_Exercise_.
Reproduce all of the data exactly, with no line skipped.
-- Supplied data start --
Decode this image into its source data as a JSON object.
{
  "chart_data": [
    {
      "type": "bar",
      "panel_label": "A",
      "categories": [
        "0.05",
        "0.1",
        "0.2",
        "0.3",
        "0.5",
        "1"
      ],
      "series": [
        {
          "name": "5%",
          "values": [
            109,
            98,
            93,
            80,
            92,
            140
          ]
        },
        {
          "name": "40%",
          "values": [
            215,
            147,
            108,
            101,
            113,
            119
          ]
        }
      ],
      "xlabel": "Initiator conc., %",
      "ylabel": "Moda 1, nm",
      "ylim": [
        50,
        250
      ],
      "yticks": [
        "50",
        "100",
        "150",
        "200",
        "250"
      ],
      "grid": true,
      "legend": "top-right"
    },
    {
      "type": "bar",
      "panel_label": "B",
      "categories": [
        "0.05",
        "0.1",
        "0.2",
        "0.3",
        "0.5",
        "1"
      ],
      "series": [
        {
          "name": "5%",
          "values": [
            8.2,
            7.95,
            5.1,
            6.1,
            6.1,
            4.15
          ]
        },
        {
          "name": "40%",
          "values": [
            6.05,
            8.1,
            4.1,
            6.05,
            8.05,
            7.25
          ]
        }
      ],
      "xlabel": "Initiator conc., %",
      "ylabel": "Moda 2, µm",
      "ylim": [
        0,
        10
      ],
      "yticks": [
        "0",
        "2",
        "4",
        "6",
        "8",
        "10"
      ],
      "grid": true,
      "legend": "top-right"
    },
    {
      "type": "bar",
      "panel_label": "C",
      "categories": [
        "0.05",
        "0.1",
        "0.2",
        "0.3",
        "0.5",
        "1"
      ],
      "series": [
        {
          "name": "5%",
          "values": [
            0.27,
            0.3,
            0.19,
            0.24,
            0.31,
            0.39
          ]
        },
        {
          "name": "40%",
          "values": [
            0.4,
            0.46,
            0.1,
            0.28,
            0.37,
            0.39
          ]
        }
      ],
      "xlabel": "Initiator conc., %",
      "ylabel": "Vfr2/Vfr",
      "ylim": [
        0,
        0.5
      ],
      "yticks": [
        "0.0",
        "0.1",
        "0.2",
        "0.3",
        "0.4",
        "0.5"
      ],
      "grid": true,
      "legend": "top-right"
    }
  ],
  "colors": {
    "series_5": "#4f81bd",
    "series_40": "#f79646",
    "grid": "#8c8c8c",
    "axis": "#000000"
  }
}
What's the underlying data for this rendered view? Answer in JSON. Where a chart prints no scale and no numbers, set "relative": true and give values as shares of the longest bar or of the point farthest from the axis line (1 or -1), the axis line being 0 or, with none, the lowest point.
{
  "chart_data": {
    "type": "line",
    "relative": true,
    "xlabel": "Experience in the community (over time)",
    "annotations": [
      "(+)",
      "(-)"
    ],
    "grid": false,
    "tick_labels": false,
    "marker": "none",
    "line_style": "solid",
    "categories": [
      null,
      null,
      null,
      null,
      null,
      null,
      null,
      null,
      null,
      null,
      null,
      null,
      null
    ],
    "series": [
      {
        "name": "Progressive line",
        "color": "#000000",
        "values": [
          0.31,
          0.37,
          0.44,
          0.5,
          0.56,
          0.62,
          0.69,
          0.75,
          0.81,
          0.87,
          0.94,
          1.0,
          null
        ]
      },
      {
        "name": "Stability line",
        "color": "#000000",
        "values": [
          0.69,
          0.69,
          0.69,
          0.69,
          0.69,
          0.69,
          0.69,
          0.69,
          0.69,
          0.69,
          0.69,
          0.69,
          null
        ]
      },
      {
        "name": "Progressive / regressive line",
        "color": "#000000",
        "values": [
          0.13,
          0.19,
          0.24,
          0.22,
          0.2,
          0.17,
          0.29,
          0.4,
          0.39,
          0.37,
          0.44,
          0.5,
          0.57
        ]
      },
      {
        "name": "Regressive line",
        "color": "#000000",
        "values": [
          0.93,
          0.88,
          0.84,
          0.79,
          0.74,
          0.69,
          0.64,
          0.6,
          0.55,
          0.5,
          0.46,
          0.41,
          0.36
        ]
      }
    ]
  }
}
-- Supplied data end --
_Completed exercise_.
Decode this image into its source data as a JSON object.
{
  "chart_data": [
    {
      "type": "bar",
      "panel_label": "A",
      "categories": [
        "0.05",
        "0.1",
        "0.2",
        "0.3",
        "0.5",
        "1"
      ],
      "series": [
        {
          "name": "5%",
          "values": [
            109,
            98,
            93,
            80,
            92,
            140
          ]
        },
        {
          "name": "40%",
          "values": [
            215,
            147,
            108,
            101,
            113,
            119
          ]
        }
      ],
      "xlabel": "Initiator conc., %",
      "ylabel": "Moda 1, nm",
      "ylim": [
        50,
        250
      ],
      "yticks": [
        "50",
        "100",
        "150",
        "200",
        "250"
      ],
      "grid": true,
      "legend": "top-right"
    },
    {
      "type": "bar",
      "panel_label": "B",
      "categories": [
        "0.05",
        "0.1",
        "0.2",
        "0.3",
        "0.5",
        "1"
      ],
      "series": [
        {
          "name": "5%",
          "values": [
            8.2,
            7.95,
            5.1,
            6.1,
            6.1,
            4.15
          ]
        },
        {
          "name": "40%",
          "values": [
            6.05,
            8.1,
            4.1,
            6.05,
            8.05,
            7.25
          ]
        }
      ],
      "xlabel": "Initiator conc., %",
      "ylabel": "Moda 2, µm",
      "ylim": [
        0,
        10
      ],
      "yticks": [
        "0",
        "2",
        "4",
        "6",
        "8",
        "10"
      ],
      "grid": true,
      "legend": "top-right"
    },
    {
      "type": "bar",
      "panel_label": "C",
      "categories": [
        "0.05",
        "0.1",
        "0.2",
        "0.3",
        "0.5",
        "1"
      ],
      "series": [
        {
          "name": "5%",
          "values": [
            0.27,
            0.3,
            0.19,
            0.24,
            0.31,
            0.39
          ]
        },
        {
          "name": "40%",
          "values": [
            0.4,
            0.46,
            0.1,
            0.28,
            0.37,
            0.39
          ]
        }
      ],
      "xlabel": "Initiator conc., %",
      "ylabel": "Vfr2/Vfr",
      "ylim": [
        0,
        0.5
      ],
      "yticks": [
        "0.0",
        "0.1",
        "0.2",
        "0.3",
        "0.4",
        "0.5"
      ],
      "grid": true,
      "legend": "top-right"
    }
  ],
  "colors": {
    "series_5": "#4f81bd",
    "series_40": "#f79646",
    "grid": "#8c8c8c",
    "axis": "#000000"
  }
}
What's the underlying data for this rendered view? Answer in JSON. Where a chart prints no scale and no numbers, set "relative": true and give values as shares of the longest bar or of the point farthest from the axis line (1 or -1), the axis line being 0 or, with none, the lowest point.
{
  "chart_data": {
    "type": "line",
    "relative": true,
    "xlabel": "Experience in the community (over time)",
    "annotations": [
      "(+)",
      "(-)"
    ],
    "grid": false,
    "tick_labels": false,
    "marker": "none",
    "line_style": "solid",
    "categories": [
      null,
      null,
      null,
      null,
      null,
      null,
      null,
      null,
      null,
      null,
      null,
      null,
      null
    ],
    "series": [
      {
        "name": "Progressive line",
        "color": "#000000",
        "values": [
          0.31,
          0.37,
          0.44,
          0.5,
          0.56,
          0.62,
          0.69,
          0.75,
          0.81,
          0.87,
          0.94,
          1.0,
          null
        ]
      },
      {
        "name": "Stability line",
        "color": "#000000",
        "values": [
          0.69,
          0.69,
          0.69,
          0.69,
          0.69,
          0.69,
          0.69,
          0.69,
          0.69,
          0.69,
          0.69,
          0.69,
          null
        ]
      },
      {
        "name": "Progressive / regressive line",
        "color": "#000000",
        "values": [
          0.13,
          0.19,
          0.24,
          0.22,
          0.2,
          0.17,
          0.29,
          0.4,
          0.39,
          0.37,
          0.44,
          0.5,
          0.57
        ]
      },
      {
        "name": "Regressive line",
        "color": "#000000",
        "values": [
          0.93,
          0.88,
          0.84,
          0.79,
          0.74,
          0.69,
          0.64,
          0.6,
          0.55,
          0.5,
          0.46,
          0.41,
          0.36
        ]
      }
    ]
  }
}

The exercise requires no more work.